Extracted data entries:
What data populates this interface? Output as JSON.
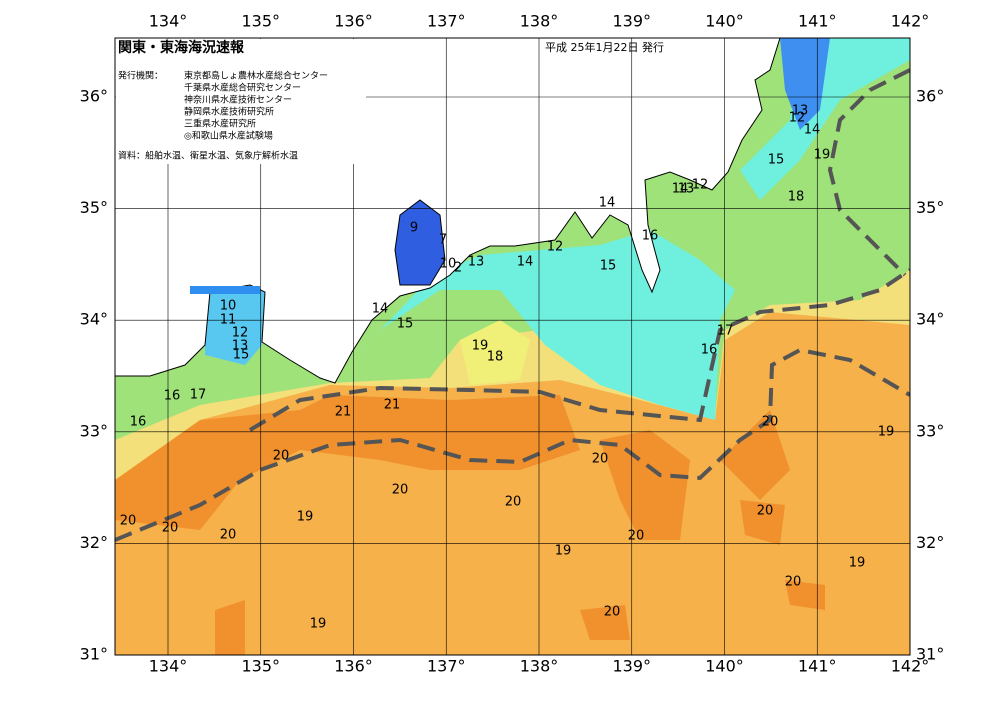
{
  "map": {
    "title": "関東・東海海況速報",
    "date": "平成 25年1月22日 発行",
    "agencies_label": "発行機関：",
    "agencies": [
      "東京都島しょ農林水産総合センター",
      "千葉県水産総合研究センター",
      "神奈川県水産技術センター",
      "静岡県水産技術研究所",
      "三重県水産研究所",
      "◎和歌山県水産試験場"
    ],
    "source": "資料：船舶水温、衛星水温、気象庁解析水温",
    "lon_labels": [
      "134°",
      "135°",
      "136°",
      "137°",
      "138°",
      "139°",
      "140°",
      "141°",
      "142°"
    ],
    "lat_labels": [
      "36°",
      "35°",
      "34°",
      "33°",
      "32°",
      "31°"
    ],
    "contour_labels": [
      13,
      12,
      14,
      15,
      19,
      18,
      14,
      12,
      13,
      16,
      14,
      15,
      14,
      12,
      13,
      10,
      2,
      9,
      7,
      14,
      15,
      19,
      18,
      17,
      16,
      10,
      11,
      12,
      13,
      15,
      16,
      17,
      16,
      21,
      21,
      20,
      20,
      20,
      20,
      20,
      20,
      19,
      20,
      20,
      20,
      19,
      20,
      19,
      20,
      20,
      19,
      19
    ]
  }
}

Task requirements: What comes back should match the records exactly, minus any pictures.

Written answer:
What data populates this interface? Output as JSON.
{
  "map": {
    "title": "関東・東海海況速報",
    "date": "平成 25年1月22日 発行",
    "agencies_label": "発行機関：",
    "agencies": [
      "東京都島しょ農林水産総合センター",
      "千葉県水産総合研究センター",
      "神奈川県水産技術センター",
      "静岡県水産技術研究所",
      "三重県水産研究所",
      "◎和歌山県水産試験場"
    ],
    "source": "資料：船舶水温、衛星水温、気象庁解析水温",
    "lon_labels": [
      "134°",
      "135°",
      "136°",
      "137°",
      "138°",
      "139°",
      "140°",
      "141°",
      "142°"
    ],
    "lat_labels": [
      "36°",
      "35°",
      "34°",
      "33°",
      "32°",
      "31°"
    ],
    "contour_labels": [
      13,
      12,
      14,
      15,
      19,
      18,
      14,
      12,
      13,
      16,
      14,
      15,
      14,
      12,
      13,
      10,
      2,
      9,
      7,
      14,
      15,
      19,
      18,
      17,
      16,
      10,
      11,
      12,
      13,
      15,
      16,
      17,
      16,
      21,
      21,
      20,
      20,
      20,
      20,
      20,
      20,
      19,
      20,
      20,
      20,
      19,
      20,
      19,
      20,
      20,
      19,
      19
    ]
  }
}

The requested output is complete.